> The problem
Wherever the word "text" shows up in a line, please copy that line.

[Saved entries]
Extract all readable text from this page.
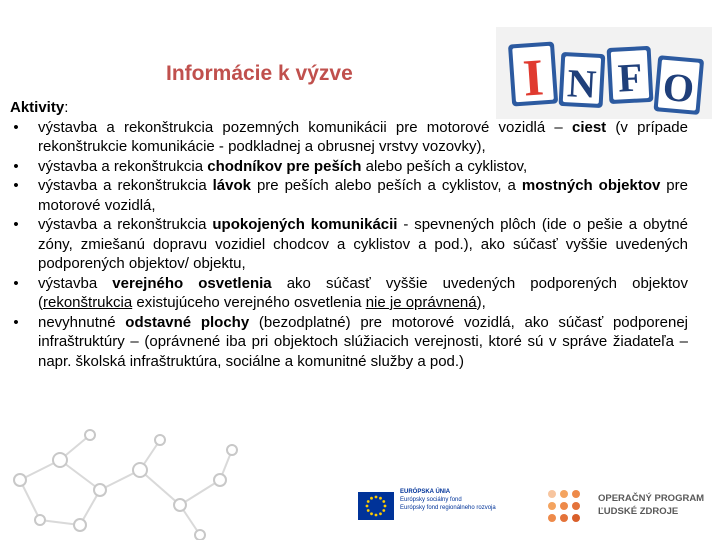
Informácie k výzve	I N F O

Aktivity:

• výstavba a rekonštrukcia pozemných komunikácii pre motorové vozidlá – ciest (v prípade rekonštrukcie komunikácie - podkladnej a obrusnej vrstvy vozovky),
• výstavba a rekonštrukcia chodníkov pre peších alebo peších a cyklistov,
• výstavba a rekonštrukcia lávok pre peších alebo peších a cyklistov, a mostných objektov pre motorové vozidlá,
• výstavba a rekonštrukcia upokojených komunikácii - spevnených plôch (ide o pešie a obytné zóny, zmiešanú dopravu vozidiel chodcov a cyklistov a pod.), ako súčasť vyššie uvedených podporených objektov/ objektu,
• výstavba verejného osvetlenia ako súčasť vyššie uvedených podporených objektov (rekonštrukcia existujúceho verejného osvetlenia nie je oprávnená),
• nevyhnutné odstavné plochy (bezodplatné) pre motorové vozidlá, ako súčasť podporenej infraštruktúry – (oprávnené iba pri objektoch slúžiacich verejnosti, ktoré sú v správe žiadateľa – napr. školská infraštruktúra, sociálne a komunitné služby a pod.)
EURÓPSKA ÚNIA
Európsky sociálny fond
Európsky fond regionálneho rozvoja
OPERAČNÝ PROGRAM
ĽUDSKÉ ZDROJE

--

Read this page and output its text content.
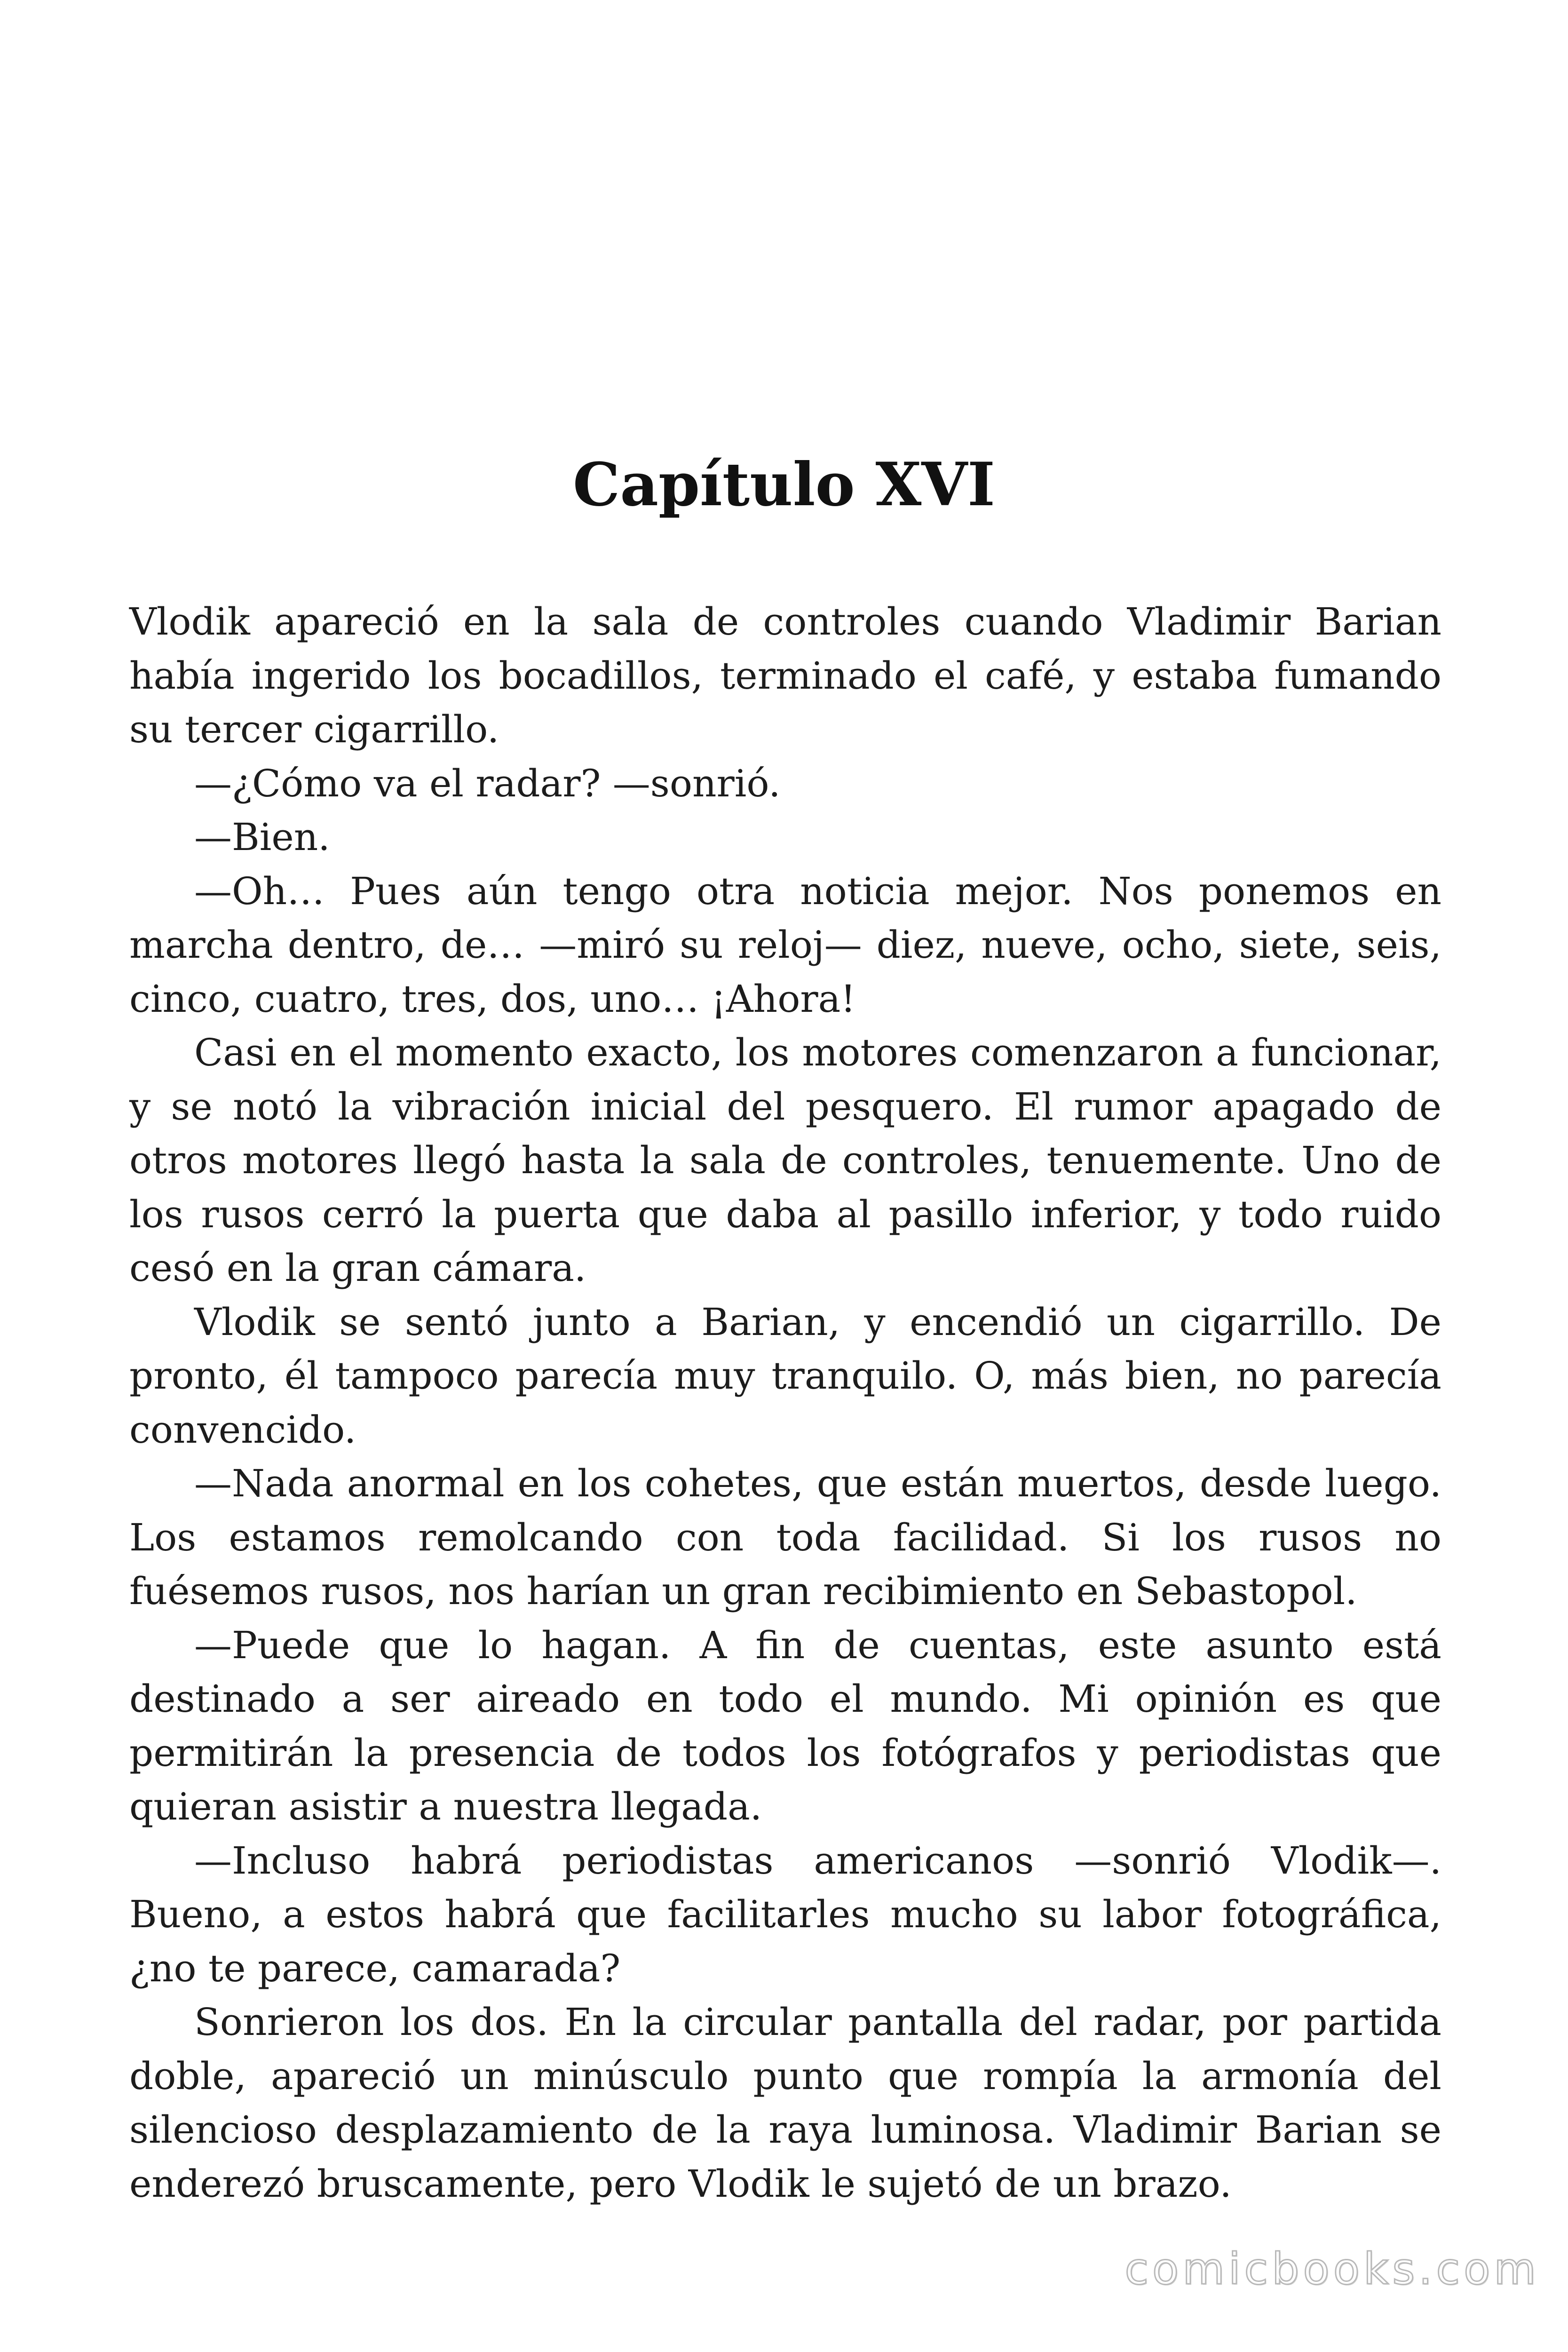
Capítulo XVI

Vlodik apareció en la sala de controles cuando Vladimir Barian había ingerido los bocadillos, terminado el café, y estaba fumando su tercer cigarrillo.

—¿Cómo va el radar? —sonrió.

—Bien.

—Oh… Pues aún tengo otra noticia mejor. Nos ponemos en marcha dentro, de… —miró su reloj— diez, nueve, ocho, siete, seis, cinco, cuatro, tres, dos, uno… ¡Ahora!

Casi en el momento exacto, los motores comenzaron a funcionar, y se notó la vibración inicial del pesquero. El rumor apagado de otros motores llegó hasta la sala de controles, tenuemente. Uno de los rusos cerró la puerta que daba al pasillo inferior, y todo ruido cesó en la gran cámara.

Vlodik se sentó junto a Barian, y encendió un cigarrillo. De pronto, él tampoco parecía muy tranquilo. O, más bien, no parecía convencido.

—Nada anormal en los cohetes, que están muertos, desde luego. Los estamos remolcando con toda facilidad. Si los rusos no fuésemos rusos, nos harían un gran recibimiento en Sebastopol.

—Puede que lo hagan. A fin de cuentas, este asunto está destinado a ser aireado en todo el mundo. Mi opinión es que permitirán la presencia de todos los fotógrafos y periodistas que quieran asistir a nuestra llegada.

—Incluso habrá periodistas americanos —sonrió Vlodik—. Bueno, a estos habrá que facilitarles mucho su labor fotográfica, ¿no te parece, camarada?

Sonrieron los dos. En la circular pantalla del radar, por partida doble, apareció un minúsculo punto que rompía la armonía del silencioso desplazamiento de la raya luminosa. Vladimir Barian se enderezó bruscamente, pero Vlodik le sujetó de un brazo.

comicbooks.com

...

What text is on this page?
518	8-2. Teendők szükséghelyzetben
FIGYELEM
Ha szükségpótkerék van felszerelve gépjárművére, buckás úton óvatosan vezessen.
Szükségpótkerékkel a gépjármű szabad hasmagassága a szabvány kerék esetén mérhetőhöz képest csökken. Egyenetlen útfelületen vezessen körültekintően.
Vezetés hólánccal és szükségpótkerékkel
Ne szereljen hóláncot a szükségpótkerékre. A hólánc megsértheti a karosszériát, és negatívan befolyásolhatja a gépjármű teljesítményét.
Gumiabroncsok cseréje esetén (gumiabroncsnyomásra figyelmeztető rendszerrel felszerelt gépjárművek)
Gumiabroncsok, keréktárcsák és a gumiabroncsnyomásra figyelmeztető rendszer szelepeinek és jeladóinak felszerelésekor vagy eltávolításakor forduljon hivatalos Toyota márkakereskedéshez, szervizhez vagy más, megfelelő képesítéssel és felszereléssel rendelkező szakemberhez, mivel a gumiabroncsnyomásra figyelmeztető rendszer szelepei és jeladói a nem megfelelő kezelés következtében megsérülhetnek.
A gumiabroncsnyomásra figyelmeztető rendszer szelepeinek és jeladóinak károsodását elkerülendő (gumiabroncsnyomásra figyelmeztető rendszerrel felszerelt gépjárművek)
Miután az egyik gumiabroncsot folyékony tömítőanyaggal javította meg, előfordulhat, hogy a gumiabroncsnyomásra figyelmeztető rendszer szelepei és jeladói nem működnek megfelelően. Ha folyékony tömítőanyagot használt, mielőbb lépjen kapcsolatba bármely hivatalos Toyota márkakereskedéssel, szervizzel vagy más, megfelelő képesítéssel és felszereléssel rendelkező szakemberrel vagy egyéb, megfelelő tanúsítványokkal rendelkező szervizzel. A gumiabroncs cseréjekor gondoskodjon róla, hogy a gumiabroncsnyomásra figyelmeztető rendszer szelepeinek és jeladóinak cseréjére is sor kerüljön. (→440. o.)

> Task solution
Extract all readable text from this page.
Read this page and output its text content.
What text is on this page?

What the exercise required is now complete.